◆ PROBLEM STATEMENT
Only the number is wanted: how many lines of the data contain "Settings"?

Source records
____________________

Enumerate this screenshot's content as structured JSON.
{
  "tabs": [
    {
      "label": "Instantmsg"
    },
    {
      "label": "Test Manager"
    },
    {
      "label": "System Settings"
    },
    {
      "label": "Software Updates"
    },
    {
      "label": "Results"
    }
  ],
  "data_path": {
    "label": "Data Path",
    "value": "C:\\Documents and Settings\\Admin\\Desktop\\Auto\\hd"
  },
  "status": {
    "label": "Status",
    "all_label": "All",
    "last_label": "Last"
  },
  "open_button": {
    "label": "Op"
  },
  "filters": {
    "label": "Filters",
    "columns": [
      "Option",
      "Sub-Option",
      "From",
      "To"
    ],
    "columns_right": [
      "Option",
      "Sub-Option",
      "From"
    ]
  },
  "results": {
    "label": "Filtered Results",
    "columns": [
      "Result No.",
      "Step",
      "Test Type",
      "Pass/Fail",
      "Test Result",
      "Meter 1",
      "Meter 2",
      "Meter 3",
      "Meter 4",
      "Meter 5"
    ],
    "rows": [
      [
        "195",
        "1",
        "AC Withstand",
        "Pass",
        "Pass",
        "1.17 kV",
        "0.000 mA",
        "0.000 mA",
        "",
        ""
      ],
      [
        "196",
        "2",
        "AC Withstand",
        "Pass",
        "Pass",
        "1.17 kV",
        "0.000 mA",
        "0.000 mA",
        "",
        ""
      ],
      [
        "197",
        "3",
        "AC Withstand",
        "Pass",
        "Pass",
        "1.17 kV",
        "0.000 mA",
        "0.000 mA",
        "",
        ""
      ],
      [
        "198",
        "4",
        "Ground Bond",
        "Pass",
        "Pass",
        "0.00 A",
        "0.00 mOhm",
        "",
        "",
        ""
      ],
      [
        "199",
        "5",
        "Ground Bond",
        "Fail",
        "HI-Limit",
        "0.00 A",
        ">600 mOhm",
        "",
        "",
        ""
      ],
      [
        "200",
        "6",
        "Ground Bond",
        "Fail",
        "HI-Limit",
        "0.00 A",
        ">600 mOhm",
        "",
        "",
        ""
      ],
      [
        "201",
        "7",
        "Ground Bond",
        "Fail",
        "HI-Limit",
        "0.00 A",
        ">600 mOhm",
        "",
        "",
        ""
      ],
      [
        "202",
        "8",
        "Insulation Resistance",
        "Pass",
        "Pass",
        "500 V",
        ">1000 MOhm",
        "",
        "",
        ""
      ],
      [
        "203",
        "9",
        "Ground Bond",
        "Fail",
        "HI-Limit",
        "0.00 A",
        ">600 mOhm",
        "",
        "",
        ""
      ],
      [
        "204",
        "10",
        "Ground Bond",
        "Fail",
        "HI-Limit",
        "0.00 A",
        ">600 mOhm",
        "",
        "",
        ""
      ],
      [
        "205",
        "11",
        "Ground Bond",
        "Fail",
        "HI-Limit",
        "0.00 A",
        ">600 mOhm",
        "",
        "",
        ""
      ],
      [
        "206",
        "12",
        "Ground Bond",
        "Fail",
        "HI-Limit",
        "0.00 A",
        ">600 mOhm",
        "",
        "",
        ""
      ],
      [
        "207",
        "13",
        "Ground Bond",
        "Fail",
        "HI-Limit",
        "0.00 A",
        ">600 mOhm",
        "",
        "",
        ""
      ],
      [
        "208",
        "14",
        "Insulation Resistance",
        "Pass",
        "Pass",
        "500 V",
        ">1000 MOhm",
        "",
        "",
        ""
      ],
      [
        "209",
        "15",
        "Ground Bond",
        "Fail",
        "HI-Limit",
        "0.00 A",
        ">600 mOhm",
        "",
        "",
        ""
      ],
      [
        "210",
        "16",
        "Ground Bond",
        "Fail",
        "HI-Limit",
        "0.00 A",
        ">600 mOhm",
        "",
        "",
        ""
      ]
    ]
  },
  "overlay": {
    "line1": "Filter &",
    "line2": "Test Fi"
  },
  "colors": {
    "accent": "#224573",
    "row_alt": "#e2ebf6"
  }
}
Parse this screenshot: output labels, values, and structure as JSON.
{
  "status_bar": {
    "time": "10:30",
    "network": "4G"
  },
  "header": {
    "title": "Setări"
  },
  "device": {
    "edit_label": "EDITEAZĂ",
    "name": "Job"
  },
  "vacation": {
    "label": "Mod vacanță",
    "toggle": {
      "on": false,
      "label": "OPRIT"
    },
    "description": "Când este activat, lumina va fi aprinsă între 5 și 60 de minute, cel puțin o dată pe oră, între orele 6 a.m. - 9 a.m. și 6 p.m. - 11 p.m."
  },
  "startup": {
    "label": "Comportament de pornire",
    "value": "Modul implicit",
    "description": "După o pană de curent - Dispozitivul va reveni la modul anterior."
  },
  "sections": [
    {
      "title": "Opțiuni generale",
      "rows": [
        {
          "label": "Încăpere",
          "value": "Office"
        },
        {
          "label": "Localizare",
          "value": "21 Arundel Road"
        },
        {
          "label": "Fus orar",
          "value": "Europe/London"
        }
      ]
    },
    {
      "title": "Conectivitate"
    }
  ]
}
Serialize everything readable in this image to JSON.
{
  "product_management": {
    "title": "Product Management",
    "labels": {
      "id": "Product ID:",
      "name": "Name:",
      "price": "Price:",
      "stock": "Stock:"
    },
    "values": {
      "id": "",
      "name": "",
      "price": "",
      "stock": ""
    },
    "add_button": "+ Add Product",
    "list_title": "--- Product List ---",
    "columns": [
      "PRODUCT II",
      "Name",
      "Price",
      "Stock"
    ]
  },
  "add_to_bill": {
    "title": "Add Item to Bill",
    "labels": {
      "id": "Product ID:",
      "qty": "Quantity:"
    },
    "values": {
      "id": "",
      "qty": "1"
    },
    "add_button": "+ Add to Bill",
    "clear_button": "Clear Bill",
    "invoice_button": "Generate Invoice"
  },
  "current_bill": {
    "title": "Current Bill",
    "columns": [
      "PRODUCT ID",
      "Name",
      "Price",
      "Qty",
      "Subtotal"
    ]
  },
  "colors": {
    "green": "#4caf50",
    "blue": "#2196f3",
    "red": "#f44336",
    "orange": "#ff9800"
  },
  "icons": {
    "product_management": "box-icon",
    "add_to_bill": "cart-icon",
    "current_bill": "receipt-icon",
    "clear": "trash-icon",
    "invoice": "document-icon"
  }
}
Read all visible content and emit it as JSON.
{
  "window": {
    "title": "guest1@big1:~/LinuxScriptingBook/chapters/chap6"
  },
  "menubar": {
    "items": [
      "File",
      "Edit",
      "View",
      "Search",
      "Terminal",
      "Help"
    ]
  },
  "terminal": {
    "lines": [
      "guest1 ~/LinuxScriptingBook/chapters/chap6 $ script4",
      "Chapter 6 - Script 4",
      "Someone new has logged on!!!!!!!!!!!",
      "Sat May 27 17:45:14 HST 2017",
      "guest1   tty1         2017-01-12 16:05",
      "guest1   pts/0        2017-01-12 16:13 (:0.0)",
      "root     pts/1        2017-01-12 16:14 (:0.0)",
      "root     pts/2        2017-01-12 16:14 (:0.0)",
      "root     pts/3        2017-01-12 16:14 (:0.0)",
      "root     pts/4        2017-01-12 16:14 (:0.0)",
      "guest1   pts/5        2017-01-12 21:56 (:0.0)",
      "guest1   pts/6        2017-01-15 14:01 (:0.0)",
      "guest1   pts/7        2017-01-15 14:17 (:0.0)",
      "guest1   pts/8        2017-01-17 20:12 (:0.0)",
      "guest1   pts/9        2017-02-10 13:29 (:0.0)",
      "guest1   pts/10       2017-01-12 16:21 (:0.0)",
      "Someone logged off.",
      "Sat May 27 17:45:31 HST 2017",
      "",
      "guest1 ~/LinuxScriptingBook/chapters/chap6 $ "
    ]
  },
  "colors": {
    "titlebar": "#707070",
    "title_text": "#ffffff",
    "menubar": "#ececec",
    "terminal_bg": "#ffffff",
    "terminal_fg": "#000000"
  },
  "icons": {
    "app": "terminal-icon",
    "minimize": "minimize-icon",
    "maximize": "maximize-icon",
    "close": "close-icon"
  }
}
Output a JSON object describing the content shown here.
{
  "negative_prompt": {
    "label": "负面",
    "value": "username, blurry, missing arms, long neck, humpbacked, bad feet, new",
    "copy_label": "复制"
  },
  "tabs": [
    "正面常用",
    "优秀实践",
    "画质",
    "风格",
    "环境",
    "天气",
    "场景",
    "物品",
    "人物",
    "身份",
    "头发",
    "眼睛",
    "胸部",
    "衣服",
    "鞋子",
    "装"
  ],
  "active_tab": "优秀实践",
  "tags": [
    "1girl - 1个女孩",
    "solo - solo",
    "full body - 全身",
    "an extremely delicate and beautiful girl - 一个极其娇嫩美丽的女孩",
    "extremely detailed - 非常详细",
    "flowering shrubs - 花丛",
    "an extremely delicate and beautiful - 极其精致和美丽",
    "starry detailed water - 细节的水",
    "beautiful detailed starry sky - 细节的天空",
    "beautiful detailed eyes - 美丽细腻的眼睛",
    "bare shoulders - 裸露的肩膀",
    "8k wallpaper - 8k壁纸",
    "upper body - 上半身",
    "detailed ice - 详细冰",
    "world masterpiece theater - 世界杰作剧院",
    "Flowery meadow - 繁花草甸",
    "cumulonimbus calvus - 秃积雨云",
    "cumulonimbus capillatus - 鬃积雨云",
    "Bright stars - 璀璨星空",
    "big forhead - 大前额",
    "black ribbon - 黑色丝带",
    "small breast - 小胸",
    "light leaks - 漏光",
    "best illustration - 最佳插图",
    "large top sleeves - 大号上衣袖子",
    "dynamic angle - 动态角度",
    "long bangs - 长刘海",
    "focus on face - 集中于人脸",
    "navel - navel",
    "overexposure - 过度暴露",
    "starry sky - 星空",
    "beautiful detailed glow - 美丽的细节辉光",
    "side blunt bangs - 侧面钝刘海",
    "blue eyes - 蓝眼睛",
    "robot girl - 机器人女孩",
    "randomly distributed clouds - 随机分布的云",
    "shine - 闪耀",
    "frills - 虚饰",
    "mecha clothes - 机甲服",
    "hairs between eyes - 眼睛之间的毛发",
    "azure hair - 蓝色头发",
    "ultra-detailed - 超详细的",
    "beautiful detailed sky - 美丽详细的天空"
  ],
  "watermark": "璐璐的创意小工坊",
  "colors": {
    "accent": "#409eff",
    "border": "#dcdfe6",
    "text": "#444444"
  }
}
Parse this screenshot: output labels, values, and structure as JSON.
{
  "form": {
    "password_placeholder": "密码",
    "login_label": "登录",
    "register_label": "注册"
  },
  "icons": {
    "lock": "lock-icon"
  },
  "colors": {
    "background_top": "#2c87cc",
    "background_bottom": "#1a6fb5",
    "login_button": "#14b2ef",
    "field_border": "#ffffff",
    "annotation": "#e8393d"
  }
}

____________________

◆ ANSWER TO THE TASK
2